§ TASK GOAL
Please copy the lines below verbatim, starting at the first line and ending at the line that contains "y2-axis-title: عدد الظهور: [719, 72, 749, 79]", with both ends included.

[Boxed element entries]
┄┄┄┄┄┄

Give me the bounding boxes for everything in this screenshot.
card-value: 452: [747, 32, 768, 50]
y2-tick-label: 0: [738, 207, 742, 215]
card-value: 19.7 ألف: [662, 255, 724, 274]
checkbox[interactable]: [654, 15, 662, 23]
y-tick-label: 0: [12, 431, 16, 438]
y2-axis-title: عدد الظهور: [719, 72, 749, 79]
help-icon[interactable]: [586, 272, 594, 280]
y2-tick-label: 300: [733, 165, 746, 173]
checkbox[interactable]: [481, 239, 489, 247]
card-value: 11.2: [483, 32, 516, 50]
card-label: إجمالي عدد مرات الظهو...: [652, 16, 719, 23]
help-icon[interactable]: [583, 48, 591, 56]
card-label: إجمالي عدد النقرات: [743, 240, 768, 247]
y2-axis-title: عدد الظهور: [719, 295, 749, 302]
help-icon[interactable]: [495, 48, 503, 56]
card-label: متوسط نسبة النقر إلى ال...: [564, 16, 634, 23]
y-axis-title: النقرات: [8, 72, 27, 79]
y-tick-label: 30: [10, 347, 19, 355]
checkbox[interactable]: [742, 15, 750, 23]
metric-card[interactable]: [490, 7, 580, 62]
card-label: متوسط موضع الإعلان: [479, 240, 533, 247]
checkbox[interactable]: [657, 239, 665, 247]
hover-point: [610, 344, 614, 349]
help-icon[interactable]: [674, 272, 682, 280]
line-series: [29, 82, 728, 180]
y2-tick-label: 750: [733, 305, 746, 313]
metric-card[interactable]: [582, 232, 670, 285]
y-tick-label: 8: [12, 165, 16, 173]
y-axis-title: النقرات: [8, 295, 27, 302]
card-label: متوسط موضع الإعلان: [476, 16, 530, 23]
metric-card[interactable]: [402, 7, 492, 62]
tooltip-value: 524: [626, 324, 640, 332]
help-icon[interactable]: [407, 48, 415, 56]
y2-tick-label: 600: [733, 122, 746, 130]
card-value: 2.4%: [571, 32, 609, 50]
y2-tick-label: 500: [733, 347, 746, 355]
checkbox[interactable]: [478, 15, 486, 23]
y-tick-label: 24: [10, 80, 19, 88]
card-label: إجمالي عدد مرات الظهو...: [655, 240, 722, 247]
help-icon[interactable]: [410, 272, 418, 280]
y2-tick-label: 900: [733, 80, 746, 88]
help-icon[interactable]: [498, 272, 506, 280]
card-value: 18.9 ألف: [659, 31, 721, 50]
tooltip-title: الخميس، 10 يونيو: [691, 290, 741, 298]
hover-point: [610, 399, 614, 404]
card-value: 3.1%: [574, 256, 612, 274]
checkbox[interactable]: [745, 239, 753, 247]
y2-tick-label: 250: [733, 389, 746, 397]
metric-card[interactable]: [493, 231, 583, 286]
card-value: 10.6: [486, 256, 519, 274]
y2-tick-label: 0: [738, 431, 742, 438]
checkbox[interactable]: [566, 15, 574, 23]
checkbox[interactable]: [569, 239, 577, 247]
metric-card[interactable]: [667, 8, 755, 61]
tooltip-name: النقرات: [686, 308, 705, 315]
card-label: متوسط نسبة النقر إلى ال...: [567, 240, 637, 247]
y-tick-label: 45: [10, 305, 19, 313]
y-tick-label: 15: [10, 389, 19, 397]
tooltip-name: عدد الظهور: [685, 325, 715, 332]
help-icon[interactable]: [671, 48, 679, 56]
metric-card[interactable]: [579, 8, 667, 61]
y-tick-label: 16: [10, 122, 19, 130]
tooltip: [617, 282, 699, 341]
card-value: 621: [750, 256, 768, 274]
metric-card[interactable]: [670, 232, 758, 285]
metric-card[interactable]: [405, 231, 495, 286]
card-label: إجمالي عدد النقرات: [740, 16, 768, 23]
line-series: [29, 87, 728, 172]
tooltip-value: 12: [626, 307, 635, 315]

┄┄┄┄┄┄

§ ANSWER TO THIS TASK
Give me the bounding boxes for everything in this screenshot.
card-value: 452: [747, 32, 768, 50]
y2-tick-label: 0: [738, 207, 742, 215]
card-value: 19.7 ألف: [662, 255, 724, 274]
checkbox[interactable]: [654, 15, 662, 23]
y-tick-label: 0: [12, 431, 16, 438]
y2-axis-title: عدد الظهور: [719, 72, 749, 79]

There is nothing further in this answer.